§ **Required task**: Extract the lines that hold the string "grid".

[start of Information provided]

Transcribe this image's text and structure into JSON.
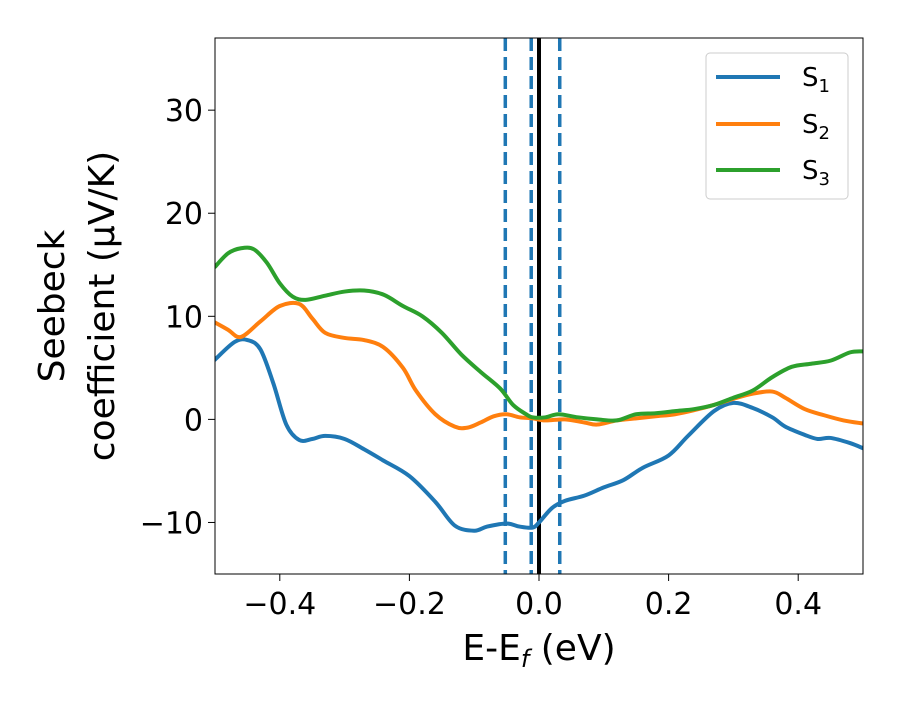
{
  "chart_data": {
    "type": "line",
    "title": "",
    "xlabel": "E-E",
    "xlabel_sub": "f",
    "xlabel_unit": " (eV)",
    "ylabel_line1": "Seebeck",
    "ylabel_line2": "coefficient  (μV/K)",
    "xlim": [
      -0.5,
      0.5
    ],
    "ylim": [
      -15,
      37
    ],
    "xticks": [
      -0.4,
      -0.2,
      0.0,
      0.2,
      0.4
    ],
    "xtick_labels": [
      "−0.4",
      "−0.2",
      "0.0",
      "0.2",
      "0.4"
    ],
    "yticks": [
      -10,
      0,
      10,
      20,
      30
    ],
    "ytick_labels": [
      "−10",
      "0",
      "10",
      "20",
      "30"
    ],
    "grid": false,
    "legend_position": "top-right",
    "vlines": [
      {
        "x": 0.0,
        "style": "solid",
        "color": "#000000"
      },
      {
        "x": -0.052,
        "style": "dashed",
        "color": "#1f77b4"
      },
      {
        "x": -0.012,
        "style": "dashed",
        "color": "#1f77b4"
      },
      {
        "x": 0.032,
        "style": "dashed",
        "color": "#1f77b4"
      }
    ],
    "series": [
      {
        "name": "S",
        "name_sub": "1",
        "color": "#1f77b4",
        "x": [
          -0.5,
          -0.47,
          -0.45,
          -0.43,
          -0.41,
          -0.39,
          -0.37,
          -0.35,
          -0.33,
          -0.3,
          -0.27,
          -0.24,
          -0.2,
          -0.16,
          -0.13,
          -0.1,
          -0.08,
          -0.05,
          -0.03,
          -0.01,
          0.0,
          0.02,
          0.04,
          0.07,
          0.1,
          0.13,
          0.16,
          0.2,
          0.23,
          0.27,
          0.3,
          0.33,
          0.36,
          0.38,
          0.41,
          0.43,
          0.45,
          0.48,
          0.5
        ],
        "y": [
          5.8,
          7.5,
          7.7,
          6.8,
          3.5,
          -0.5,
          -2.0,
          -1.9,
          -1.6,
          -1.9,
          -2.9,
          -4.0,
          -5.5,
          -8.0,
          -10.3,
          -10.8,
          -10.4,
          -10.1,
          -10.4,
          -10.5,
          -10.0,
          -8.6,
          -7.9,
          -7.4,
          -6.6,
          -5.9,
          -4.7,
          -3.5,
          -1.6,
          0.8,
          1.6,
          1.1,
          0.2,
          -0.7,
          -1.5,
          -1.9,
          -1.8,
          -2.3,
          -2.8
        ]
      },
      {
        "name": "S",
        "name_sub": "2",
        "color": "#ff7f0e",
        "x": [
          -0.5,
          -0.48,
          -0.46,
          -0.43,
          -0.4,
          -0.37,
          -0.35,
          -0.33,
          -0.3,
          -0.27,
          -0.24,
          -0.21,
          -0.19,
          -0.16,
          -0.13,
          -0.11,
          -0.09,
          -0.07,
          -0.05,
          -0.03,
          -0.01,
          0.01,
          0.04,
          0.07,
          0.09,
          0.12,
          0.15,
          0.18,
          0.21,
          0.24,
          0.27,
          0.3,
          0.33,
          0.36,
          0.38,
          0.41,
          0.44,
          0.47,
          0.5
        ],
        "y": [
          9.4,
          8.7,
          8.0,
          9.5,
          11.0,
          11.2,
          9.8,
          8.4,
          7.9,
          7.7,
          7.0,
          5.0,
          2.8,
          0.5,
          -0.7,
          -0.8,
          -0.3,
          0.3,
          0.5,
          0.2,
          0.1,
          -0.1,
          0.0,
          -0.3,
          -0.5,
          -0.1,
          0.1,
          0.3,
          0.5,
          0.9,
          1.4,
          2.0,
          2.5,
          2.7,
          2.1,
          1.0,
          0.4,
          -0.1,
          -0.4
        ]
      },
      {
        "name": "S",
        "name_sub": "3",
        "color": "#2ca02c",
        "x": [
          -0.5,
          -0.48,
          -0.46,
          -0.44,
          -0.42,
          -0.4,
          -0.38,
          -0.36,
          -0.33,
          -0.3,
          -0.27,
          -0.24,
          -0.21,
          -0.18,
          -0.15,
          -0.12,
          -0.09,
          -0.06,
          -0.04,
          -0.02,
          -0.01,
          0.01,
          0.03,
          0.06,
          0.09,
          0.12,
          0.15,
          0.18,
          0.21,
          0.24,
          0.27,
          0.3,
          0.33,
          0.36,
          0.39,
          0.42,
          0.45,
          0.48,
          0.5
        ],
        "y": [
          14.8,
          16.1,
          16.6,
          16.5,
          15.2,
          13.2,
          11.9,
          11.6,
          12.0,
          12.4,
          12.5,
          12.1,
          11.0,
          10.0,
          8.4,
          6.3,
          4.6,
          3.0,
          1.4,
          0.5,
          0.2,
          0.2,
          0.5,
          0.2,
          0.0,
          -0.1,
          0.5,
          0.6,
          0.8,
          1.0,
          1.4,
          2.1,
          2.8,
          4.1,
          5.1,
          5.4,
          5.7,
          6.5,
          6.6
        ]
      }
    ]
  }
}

[end of Information provided]
[start of Information provided]

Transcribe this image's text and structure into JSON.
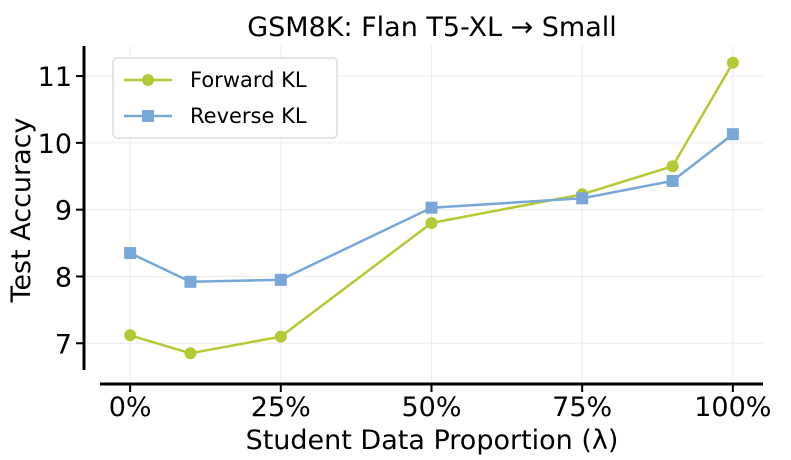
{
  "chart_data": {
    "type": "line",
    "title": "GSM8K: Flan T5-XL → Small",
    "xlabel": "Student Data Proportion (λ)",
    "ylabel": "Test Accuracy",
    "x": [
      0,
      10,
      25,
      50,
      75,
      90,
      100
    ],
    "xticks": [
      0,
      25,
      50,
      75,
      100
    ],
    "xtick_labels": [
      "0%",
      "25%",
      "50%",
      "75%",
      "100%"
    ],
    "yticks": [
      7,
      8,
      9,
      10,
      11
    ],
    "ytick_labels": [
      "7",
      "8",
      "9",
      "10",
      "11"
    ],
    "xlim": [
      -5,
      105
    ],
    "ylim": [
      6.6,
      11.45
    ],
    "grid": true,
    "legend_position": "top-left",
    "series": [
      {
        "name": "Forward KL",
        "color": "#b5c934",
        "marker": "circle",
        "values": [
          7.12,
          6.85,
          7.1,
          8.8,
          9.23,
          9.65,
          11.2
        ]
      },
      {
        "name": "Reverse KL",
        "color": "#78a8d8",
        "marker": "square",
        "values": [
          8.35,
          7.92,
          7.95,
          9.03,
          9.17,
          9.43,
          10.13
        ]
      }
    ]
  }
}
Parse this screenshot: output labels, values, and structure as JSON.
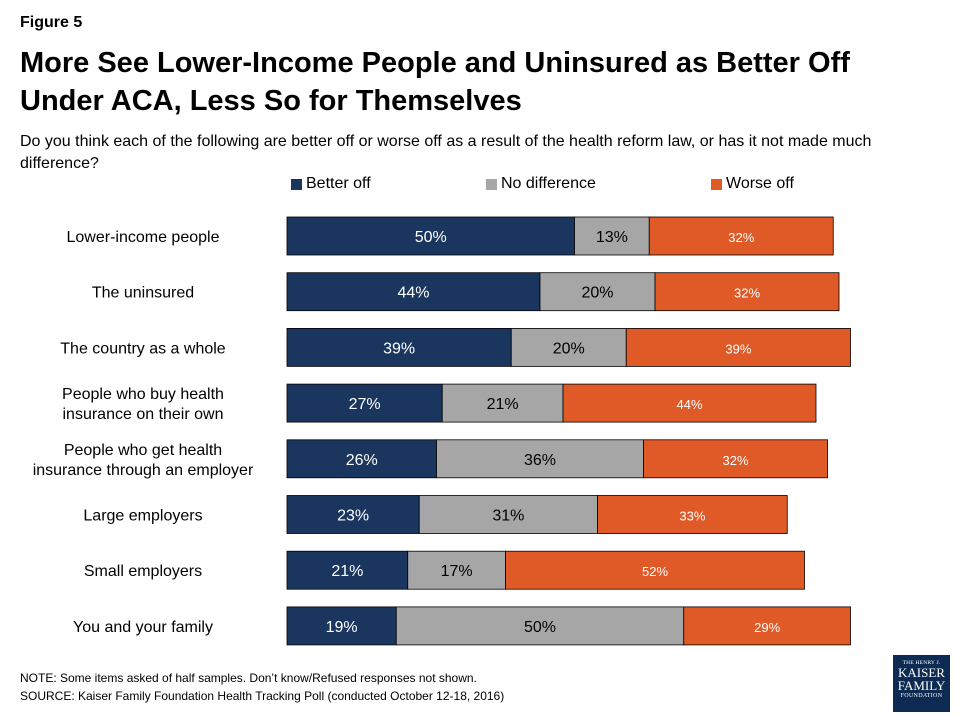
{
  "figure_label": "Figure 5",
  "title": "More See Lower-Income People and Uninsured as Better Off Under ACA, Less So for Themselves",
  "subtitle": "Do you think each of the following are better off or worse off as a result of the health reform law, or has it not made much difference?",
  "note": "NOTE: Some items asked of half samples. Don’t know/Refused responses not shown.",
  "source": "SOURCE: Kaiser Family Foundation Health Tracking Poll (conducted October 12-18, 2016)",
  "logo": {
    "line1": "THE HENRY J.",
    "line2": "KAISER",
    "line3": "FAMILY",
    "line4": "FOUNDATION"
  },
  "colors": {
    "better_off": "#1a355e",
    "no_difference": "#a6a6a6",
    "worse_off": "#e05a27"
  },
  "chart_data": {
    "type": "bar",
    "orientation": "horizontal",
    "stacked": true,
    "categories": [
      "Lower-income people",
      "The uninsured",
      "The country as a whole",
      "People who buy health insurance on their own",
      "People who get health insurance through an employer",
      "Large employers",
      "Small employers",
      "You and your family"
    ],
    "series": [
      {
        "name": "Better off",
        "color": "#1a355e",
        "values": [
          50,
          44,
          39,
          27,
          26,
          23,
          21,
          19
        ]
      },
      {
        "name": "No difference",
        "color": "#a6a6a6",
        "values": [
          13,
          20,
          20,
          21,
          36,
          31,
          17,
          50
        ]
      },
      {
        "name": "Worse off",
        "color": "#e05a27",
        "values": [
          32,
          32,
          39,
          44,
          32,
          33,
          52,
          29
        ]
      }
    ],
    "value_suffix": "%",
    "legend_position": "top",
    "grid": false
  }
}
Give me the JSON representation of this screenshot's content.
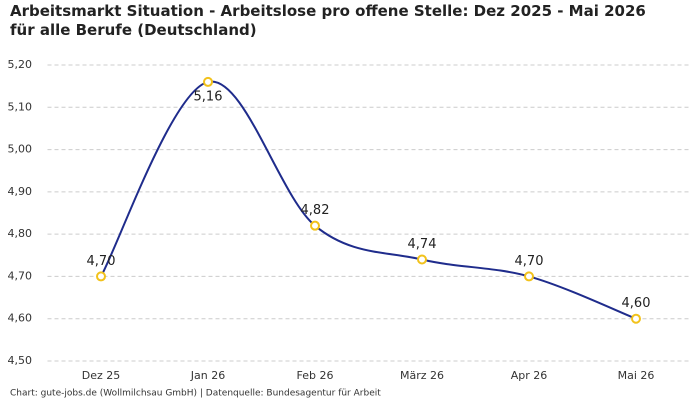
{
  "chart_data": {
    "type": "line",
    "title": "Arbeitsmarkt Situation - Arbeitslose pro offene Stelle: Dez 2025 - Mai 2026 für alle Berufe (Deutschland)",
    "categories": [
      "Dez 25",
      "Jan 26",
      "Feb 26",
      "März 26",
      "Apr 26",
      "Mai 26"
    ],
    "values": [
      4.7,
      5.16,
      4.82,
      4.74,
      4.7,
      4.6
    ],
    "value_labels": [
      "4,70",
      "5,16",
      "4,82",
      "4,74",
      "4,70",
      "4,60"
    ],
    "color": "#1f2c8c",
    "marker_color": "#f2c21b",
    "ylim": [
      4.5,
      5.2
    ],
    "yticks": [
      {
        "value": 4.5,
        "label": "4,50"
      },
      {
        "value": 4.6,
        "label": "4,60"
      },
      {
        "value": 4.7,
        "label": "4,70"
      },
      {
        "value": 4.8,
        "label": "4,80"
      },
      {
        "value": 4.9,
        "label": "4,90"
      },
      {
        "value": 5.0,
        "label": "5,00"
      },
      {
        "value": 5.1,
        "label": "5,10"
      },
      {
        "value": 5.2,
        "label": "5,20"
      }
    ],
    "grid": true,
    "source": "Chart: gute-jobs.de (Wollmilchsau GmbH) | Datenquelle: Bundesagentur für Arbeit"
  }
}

[end of Information provided]

§ **Task response**:
    "grid": false,
    "grid": true,
    "grid": false
    "grid": true,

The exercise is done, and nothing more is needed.